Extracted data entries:
--*--
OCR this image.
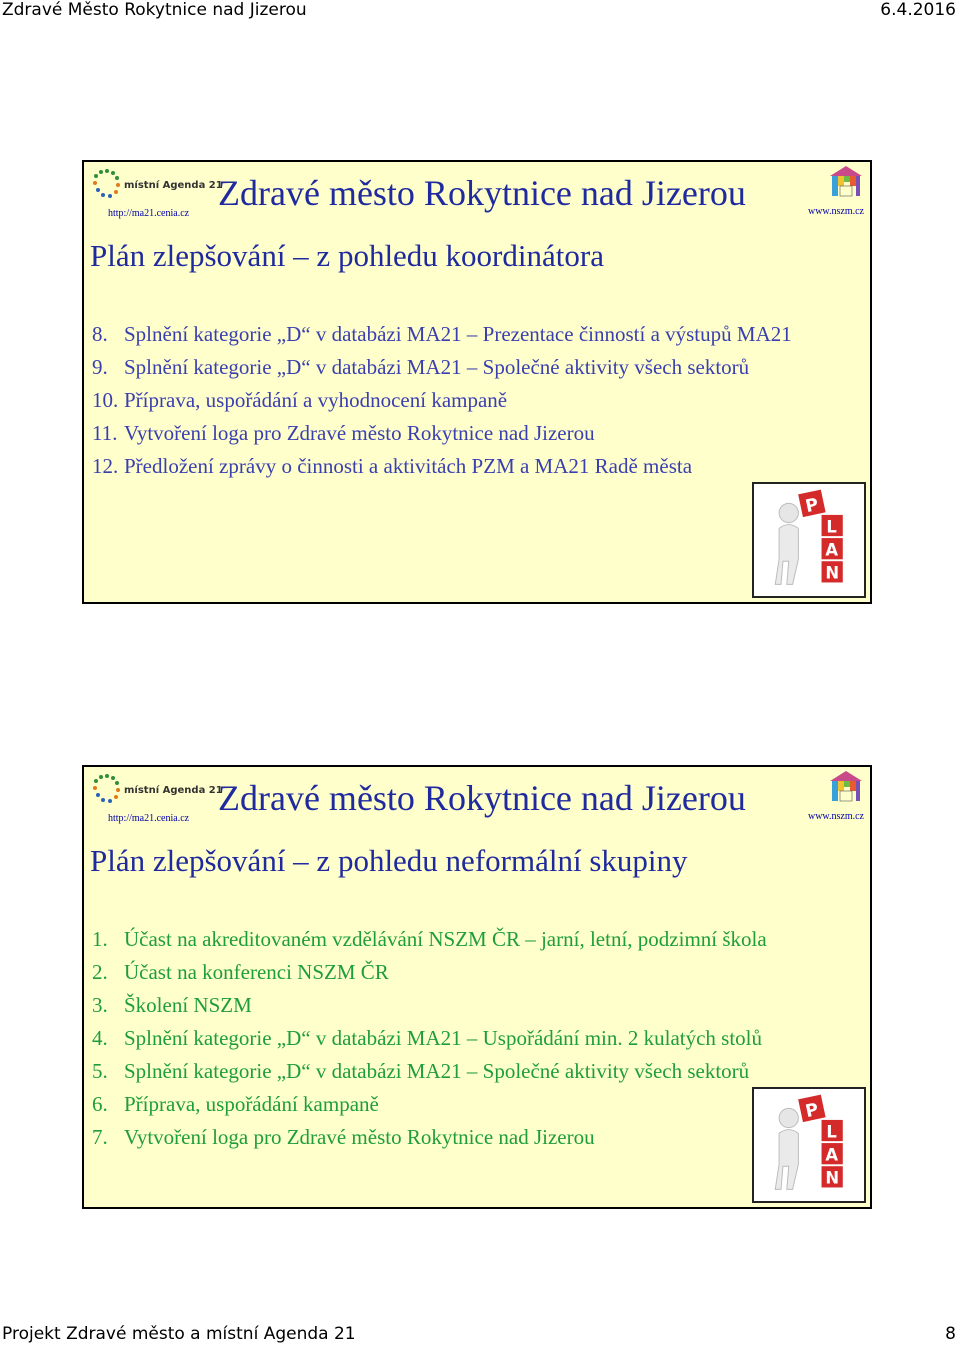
Zdravé Město Rokytnice nad Jizerou	6.4.2016
místní Agenda 21
http://ma21.cenia.cz
Zdravé město Rokytnice nad Jizerou	www.nszm.cz
Plán zlepšování – z pohledu koordinátora
8. Splnění kategorie „D“ v databázi MA21 – Prezentace činností a výstupů MA21
9. Splnění kategorie „D“ v databázi MA21 – Společné aktivity všech sektorů
10. Příprava, uspořádání a vyhodnocení kampaně
11. Vytvoření loga pro Zdravé město Rokytnice nad Jizerou
12. Předložení zprávy o činnosti a aktivitách PZM a MA21 Radě města
P
L
A
N
místní Agenda 21
http://ma21.cenia.cz
Zdravé město Rokytnice nad Jizerou	www.nszm.cz
Plán zlepšování – z pohledu neformální skupiny
1. Účast na akreditovaném vzdělávání NSZM ČR – jarní, letní, podzimní škola
2. Účast na konferenci NSZM ČR
3. Školení NSZM
4. Splnění kategorie „D“ v databázi MA21 – Uspořádání min. 2 kulatých stolů
5. Splnění kategorie „D“ v databázi MA21 – Společné aktivity všech sektorů
6. Příprava, uspořádání kampaně
7. Vytvoření loga pro Zdravé město Rokytnice nad Jizerou
P
L
A
N
Projekt Zdravé město a místní Agenda 21	8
--*--
▸ SHORT TASK
Exclude the pictures and repeat every other part of the records word for word.

▸ THE SOLUTION
OCR this image.
Zdravé Město Rokytnice nad Jizerou	6.4.2016
místní Agenda 21
http://ma21.cenia.cz
Zdravé město Rokytnice nad Jizerou	www.nszm.cz
Plán zlepšování – z pohledu koordinátora
8. Splnění kategorie „D“ v databázi MA21 – Prezentace činností a výstupů MA21
9. Splnění kategorie „D“ v databázi MA21 – Společné aktivity všech sektorů
10. Příprava, uspořádání a vyhodnocení kampaně
11. Vytvoření loga pro Zdravé město Rokytnice nad Jizerou
12. Předložení zprávy o činnosti a aktivitách PZM a MA21 Radě města
P
L
A
N
místní Agenda 21
http://ma21.cenia.cz
Zdravé město Rokytnice nad Jizerou	www.nszm.cz
Plán zlepšování – z pohledu neformální skupiny
1. Účast na akreditovaném vzdělávání NSZM ČR – jarní, letní, podzimní škola
2. Účast na konferenci NSZM ČR
3. Školení NSZM
4. Splnění kategorie „D“ v databázi MA21 – Uspořádání min. 2 kulatých stolů
5. Splnění kategorie „D“ v databázi MA21 – Společné aktivity všech sektorů
6. Příprava, uspořádání kampaně
7. Vytvoření loga pro Zdravé město Rokytnice nad Jizerou
P
L
A
N
Projekt Zdravé město a místní Agenda 21	8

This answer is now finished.